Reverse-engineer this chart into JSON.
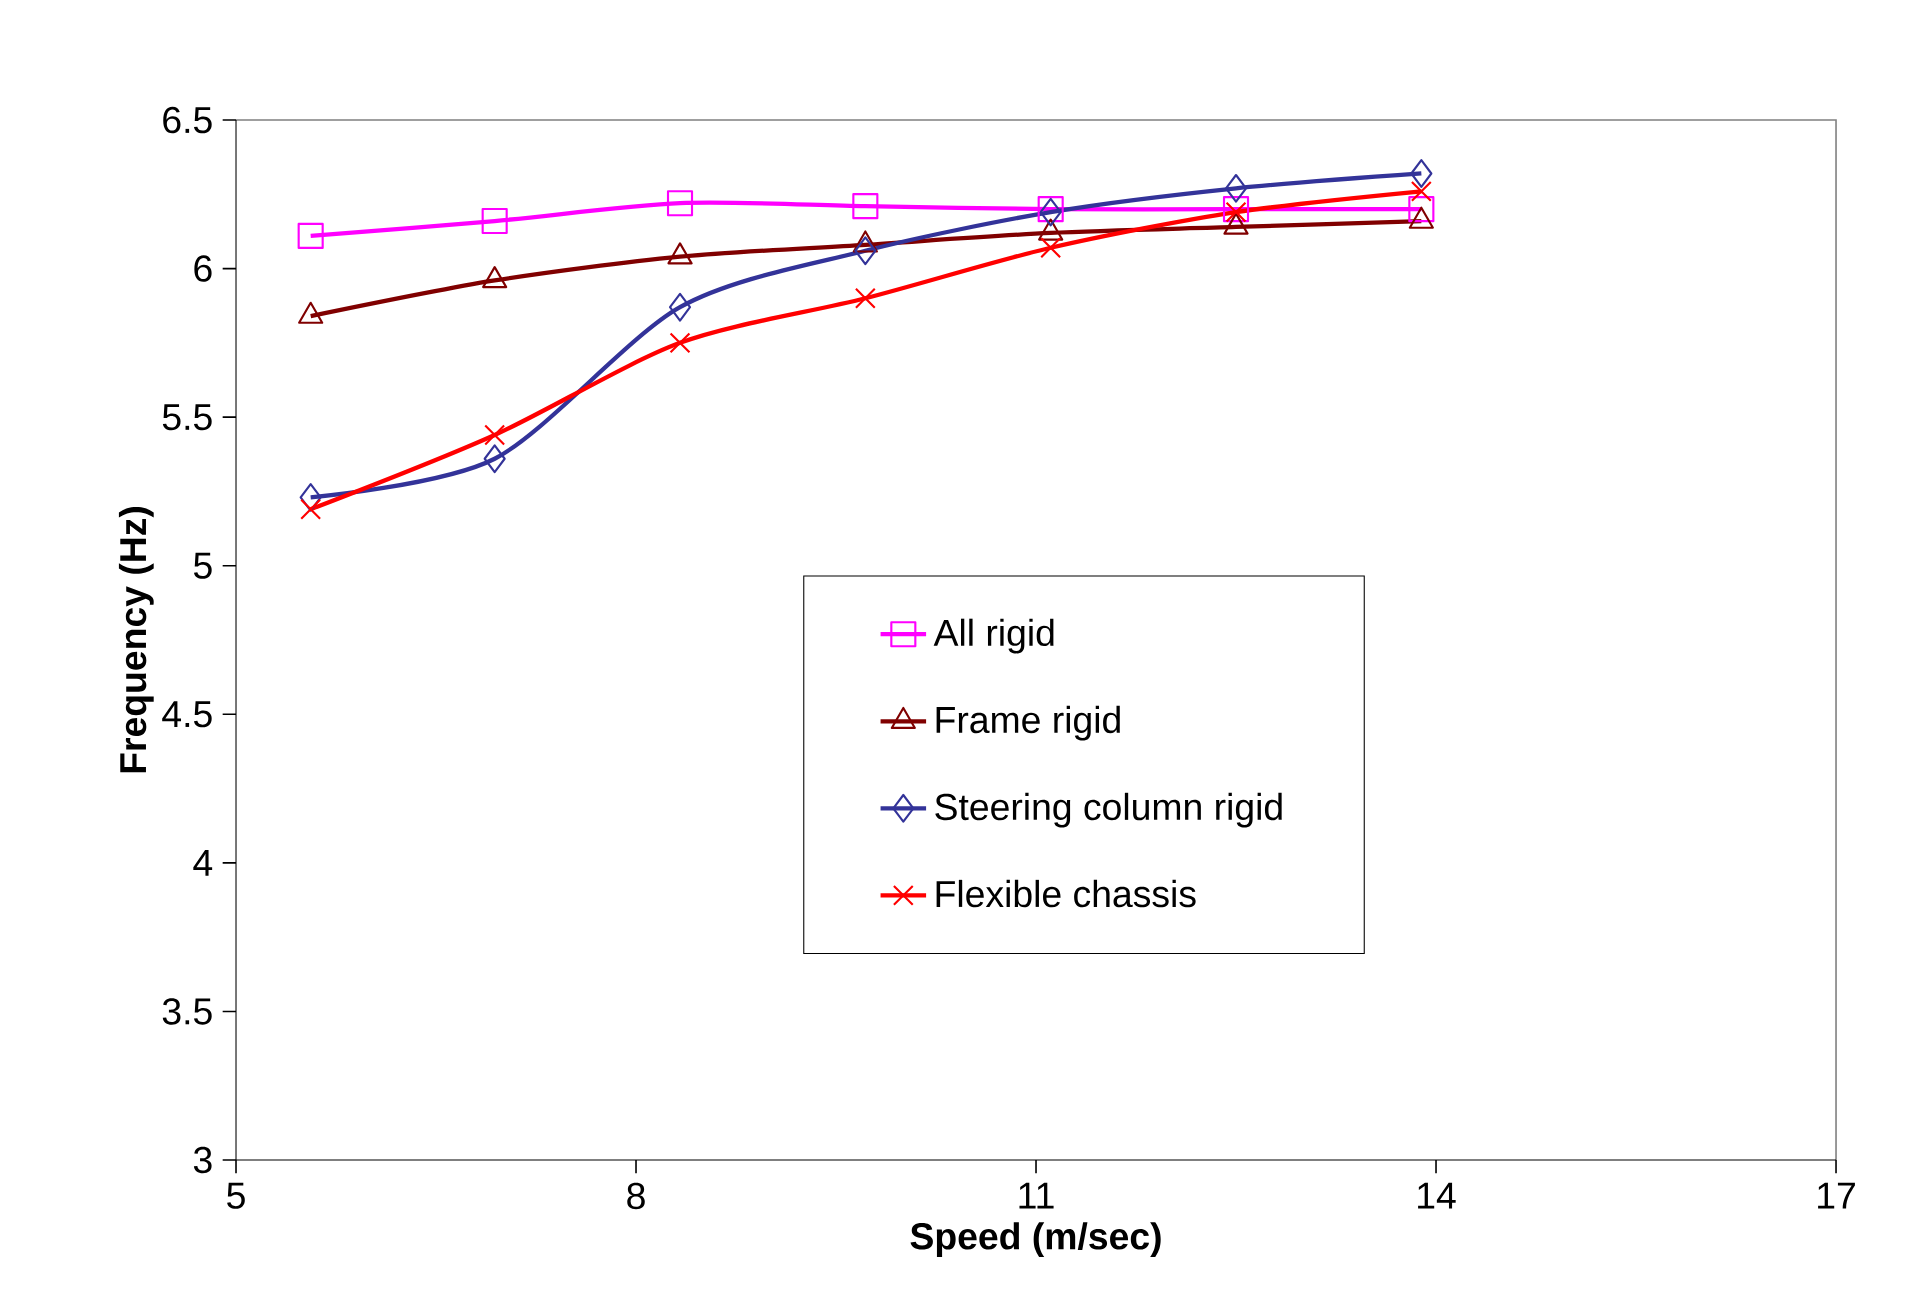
{
  "chart_data": {
    "type": "line",
    "xlabel": "Speed (m/sec)",
    "ylabel": "Frequency (Hz)",
    "x": [
      5.56,
      6.94,
      8.33,
      9.72,
      11.11,
      12.5,
      13.89
    ],
    "xlim": [
      5,
      17
    ],
    "xticks": [
      5,
      8,
      11,
      14,
      17
    ],
    "ylim": [
      3,
      6.5
    ],
    "yticks": [
      3,
      3.5,
      4,
      4.5,
      5,
      5.5,
      6,
      6.5
    ],
    "grid": false,
    "legend": "center",
    "line_style": "solid",
    "series": [
      {
        "name": "All rigid",
        "color": "#ff00ff",
        "marker": "square",
        "values": [
          6.11,
          6.16,
          6.22,
          6.21,
          6.2,
          6.2,
          6.2
        ]
      },
      {
        "name": "Frame rigid",
        "color": "#800000",
        "marker": "triangle",
        "values": [
          5.84,
          5.96,
          6.04,
          6.08,
          6.12,
          6.14,
          6.16
        ]
      },
      {
        "name": "Steering column rigid",
        "color": "#333399",
        "marker": "diamond",
        "values": [
          5.23,
          5.36,
          5.87,
          6.06,
          6.19,
          6.27,
          6.32
        ]
      },
      {
        "name": "Flexible chassis",
        "color": "#ff0000",
        "marker": "cross",
        "values": [
          5.19,
          5.44,
          5.75,
          5.9,
          6.07,
          6.19,
          6.26
        ]
      }
    ]
  }
}
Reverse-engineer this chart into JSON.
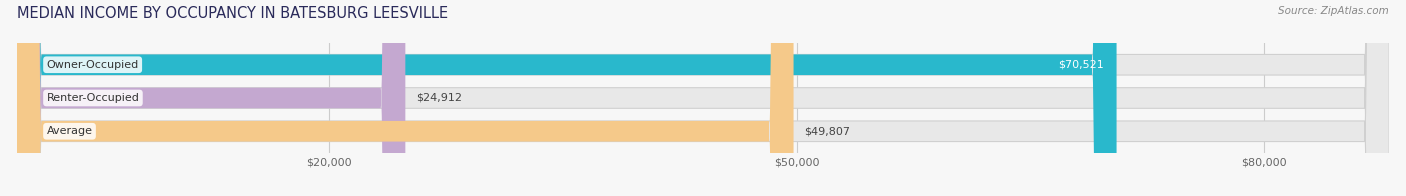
{
  "title": "MEDIAN INCOME BY OCCUPANCY IN BATESBURG LEESVILLE",
  "source": "Source: ZipAtlas.com",
  "categories": [
    "Owner-Occupied",
    "Renter-Occupied",
    "Average"
  ],
  "values": [
    70521,
    24912,
    49807
  ],
  "labels": [
    "$70,521",
    "$24,912",
    "$49,807"
  ],
  "bar_colors": [
    "#29b8cc",
    "#c4a8d0",
    "#f5c98a"
  ],
  "bar_track_color": "#e8e8e8",
  "track_edge_color": "#d0d0d0",
  "xlim_max": 88000,
  "xticks": [
    20000,
    50000,
    80000
  ],
  "xticklabels": [
    "$20,000",
    "$50,000",
    "$80,000"
  ],
  "bar_height": 0.62,
  "background_color": "#f7f7f7",
  "title_fontsize": 10.5,
  "label_fontsize": 8.0,
  "tick_fontsize": 8.0,
  "source_fontsize": 7.5,
  "label_inside_color": [
    "#ffffff",
    "#444444",
    "#444444"
  ],
  "label_inside": [
    true,
    false,
    false
  ]
}
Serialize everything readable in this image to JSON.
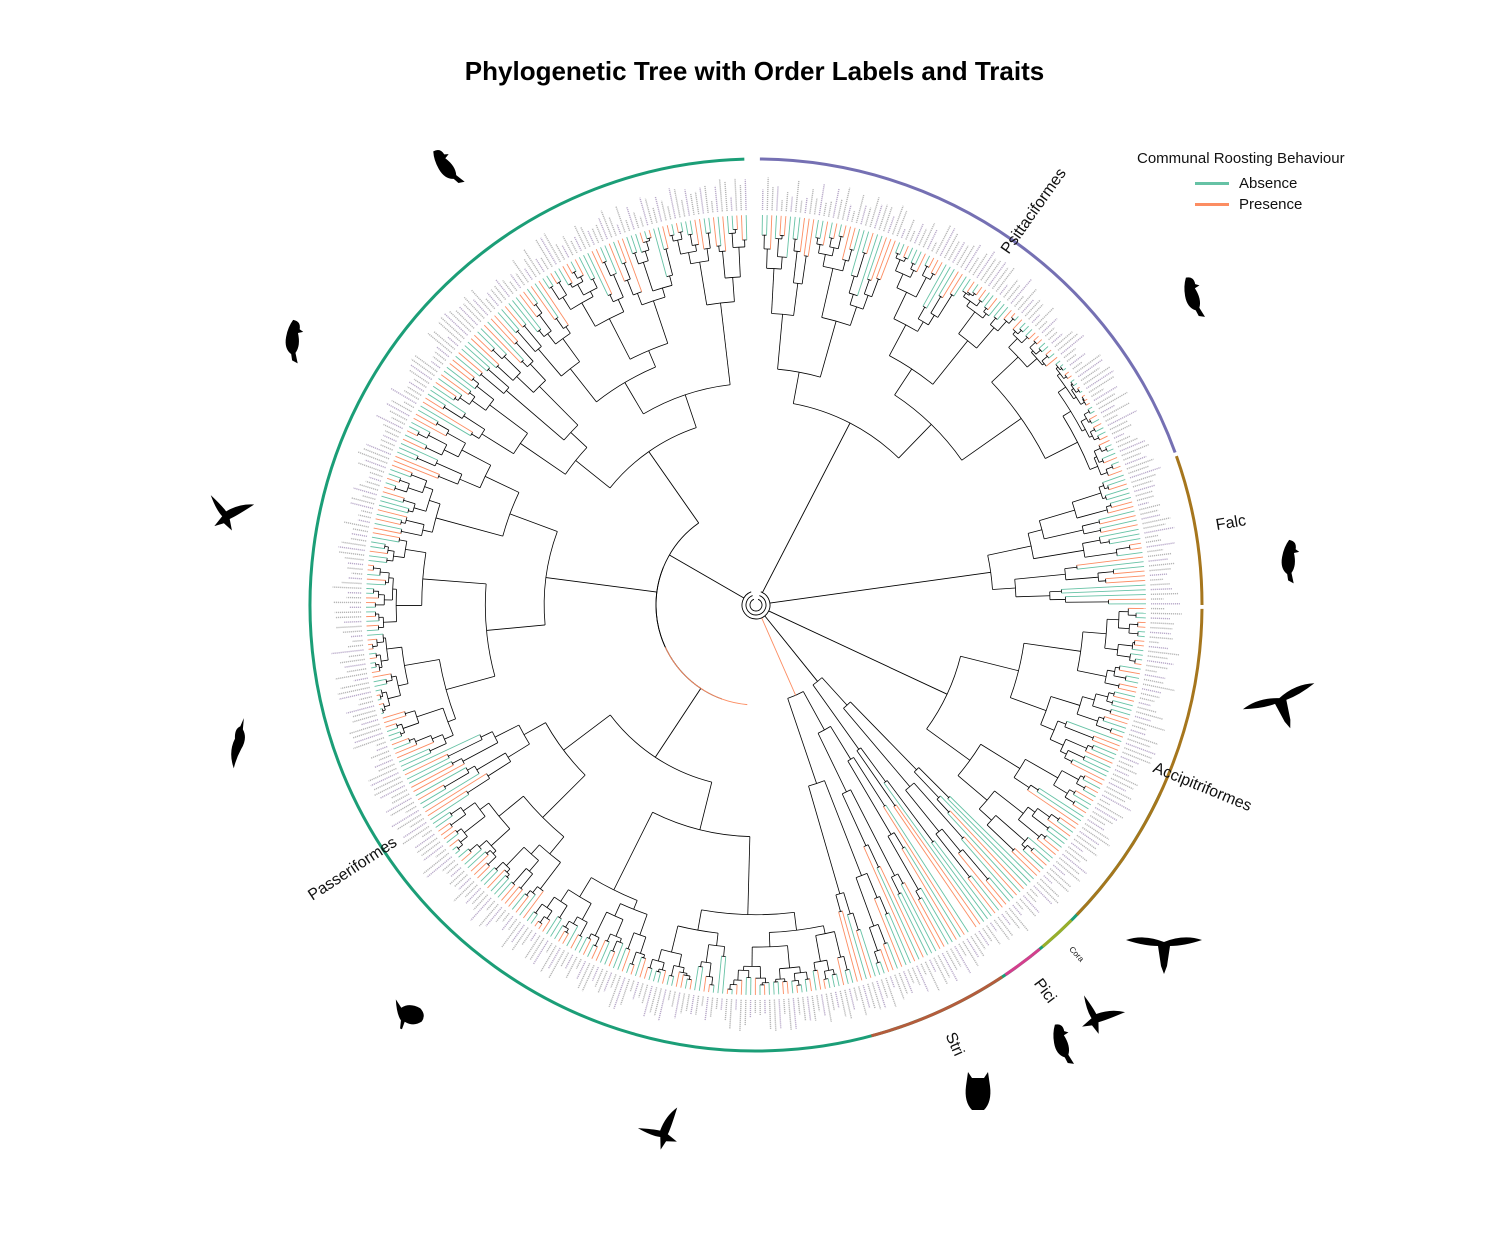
{
  "title": "Phylogenetic Tree with Order Labels and Traits",
  "legend": {
    "title": "Communal Roosting Behaviour",
    "items": [
      {
        "label": "Absence",
        "color": "#66c2a5"
      },
      {
        "label": "Presence",
        "color": "#fc8d62"
      }
    ]
  },
  "orders": [
    {
      "name": "Passeriformes",
      "color": "#1b9e77",
      "start": 115,
      "end": 358.5
    },
    {
      "name": "Psittaciformes",
      "color": "#7570b3",
      "start": 0.5,
      "end": 70
    },
    {
      "name": "Falc",
      "color": "#a6761d",
      "start": 70.5,
      "end": 90
    },
    {
      "name": "Accipitriformes",
      "color": "#a6761d",
      "start": 90.5,
      "end": 134
    },
    {
      "name": "Cora",
      "color": "#9aae2a",
      "start": 135,
      "end": 140
    },
    {
      "name": "Pici",
      "color": "#d43f8d",
      "start": 140.5,
      "end": 146
    },
    {
      "name": "Stri",
      "color": "#b45c3c",
      "start": 146.5,
      "end": 165
    }
  ],
  "tip_trait_sequence": "AAPAPPAAAPPPAAPAPAPPPAAAPAAPPPAAPAAAPAPPPAAAPPAAPAPPAAPAAAPPAPAAAPPPAAPAPAAAPPAAPAPPPAAPAPAAPPAAAPAPPAAPAAAPPAPAPAAAPPAPAAPPPAAAPAPAAPPAAPPAAAPAPAAPPAPAAAPPAAPAPPAAPAAAPPAPAPAAPAAPPAPAAAPPAAPAPPAAAPAPAAPPAPAAAPPAAPAPAAPPAAAPAPAAPAPPAAAPAPPAAPAAAPPAPAAPAPPAAAPAPAAPPAPAAAPPAAPAPPAAPAAAPPAPAPAAPAAPPAP"
}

- _What is needed_
Using the material above, set down every line exactly, but skip the pictures.

- _Complete answer_
Reverse-engineer this chart into JSON.
{
  "chart_data": {
    "type": "line",
    "xlabel": "Speed (m/sec)",
    "ylabel": "Frequency (Hz)",
    "x": [
      5.56,
      6.94,
      8.33,
      9.72,
      11.11,
      12.5,
      13.89
    ],
    "xlim": [
      5,
      17
    ],
    "xticks": [
      5,
      8,
      11,
      14,
      17
    ],
    "ylim": [
      3,
      6.5
    ],
    "yticks": [
      3,
      3.5,
      4,
      4.5,
      5,
      5.5,
      6,
      6.5
    ],
    "grid": false,
    "legend": "center",
    "line_style": "solid",
    "series": [
      {
        "name": "All rigid",
        "color": "#ff00ff",
        "marker": "square",
        "values": [
          6.11,
          6.16,
          6.22,
          6.21,
          6.2,
          6.2,
          6.2
        ]
      },
      {
        "name": "Frame rigid",
        "color": "#800000",
        "marker": "triangle",
        "values": [
          5.84,
          5.96,
          6.04,
          6.08,
          6.12,
          6.14,
          6.16
        ]
      },
      {
        "name": "Steering column rigid",
        "color": "#333399",
        "marker": "diamond",
        "values": [
          5.23,
          5.36,
          5.87,
          6.06,
          6.19,
          6.27,
          6.32
        ]
      },
      {
        "name": "Flexible chassis",
        "color": "#ff0000",
        "marker": "cross",
        "values": [
          5.19,
          5.44,
          5.75,
          5.9,
          6.07,
          6.19,
          6.26
        ]
      }
    ]
  }
}
Reverse-engineer this chart into JSON.
{
  "title": "MEDIAN INCOME BY OCCUPANCY IN BATESBURG LEESVILLE",
  "source": "Source: ZipAtlas.com",
  "categories": [
    "Owner-Occupied",
    "Renter-Occupied",
    "Average"
  ],
  "values": [
    70521,
    24912,
    49807
  ],
  "labels": [
    "$70,521",
    "$24,912",
    "$49,807"
  ],
  "bar_colors": [
    "#29b8cc",
    "#c4a8d0",
    "#f5c98a"
  ],
  "bar_track_color": "#e8e8e8",
  "track_edge_color": "#d0d0d0",
  "xlim_max": 88000,
  "xticks": [
    20000,
    50000,
    80000
  ],
  "xticklabels": [
    "$20,000",
    "$50,000",
    "$80,000"
  ],
  "bar_height": 0.62,
  "background_color": "#f7f7f7",
  "title_fontsize": 10.5,
  "label_fontsize": 8.0,
  "tick_fontsize": 8.0,
  "source_fontsize": 7.5,
  "label_inside_color": [
    "#ffffff",
    "#444444",
    "#444444"
  ],
  "label_inside": [
    true,
    false,
    false
  ]
}
Serialize everything readable in this image to JSON.
{
  "title": "Phylogenetic Tree with Order Labels and Traits",
  "legend": {
    "title": "Communal Roosting Behaviour",
    "items": [
      {
        "label": "Absence",
        "color": "#66c2a5"
      },
      {
        "label": "Presence",
        "color": "#fc8d62"
      }
    ]
  },
  "orders": [
    {
      "name": "Passeriformes",
      "color": "#1b9e77",
      "start": 115,
      "end": 358.5
    },
    {
      "name": "Psittaciformes",
      "color": "#7570b3",
      "start": 0.5,
      "end": 70
    },
    {
      "name": "Falc",
      "color": "#a6761d",
      "start": 70.5,
      "end": 90
    },
    {
      "name": "Accipitriformes",
      "color": "#a6761d",
      "start": 90.5,
      "end": 134
    },
    {
      "name": "Cora",
      "color": "#9aae2a",
      "start": 135,
      "end": 140
    },
    {
      "name": "Pici",
      "color": "#d43f8d",
      "start": 140.5,
      "end": 146
    },
    {
      "name": "Stri",
      "color": "#b45c3c",
      "start": 146.5,
      "end": 165
    }
  ],
  "tip_trait_sequence": "AAPAPPAAAPPPAAPAPAPPPAAAPAAPPPAAPAAAPAPPPAAAPPAAPAPPAAPAAAPPAPAAAPPPAAPAPAAAPPAAPAPPPAAPAPAAPPAAAPAPPAAPAAAPPAPAPAAAPPAPAAPPPAAAPAPAAPPAAPPAAAPAPAAPPAPAAAPPAAPAPPAAPAAAPPAPAPAAPAAPPAPAAAPPAAPAPPAAAPAPAAPPAPAAAPPAAPAPAAPPAAAPAPAAPAPPAAAPAPPAAPAAAPPAPAAPAPPAAAPAPAAPPAPAAAPPAAPAPPAAPAAAPPAPAPAAPAAPPAP"
}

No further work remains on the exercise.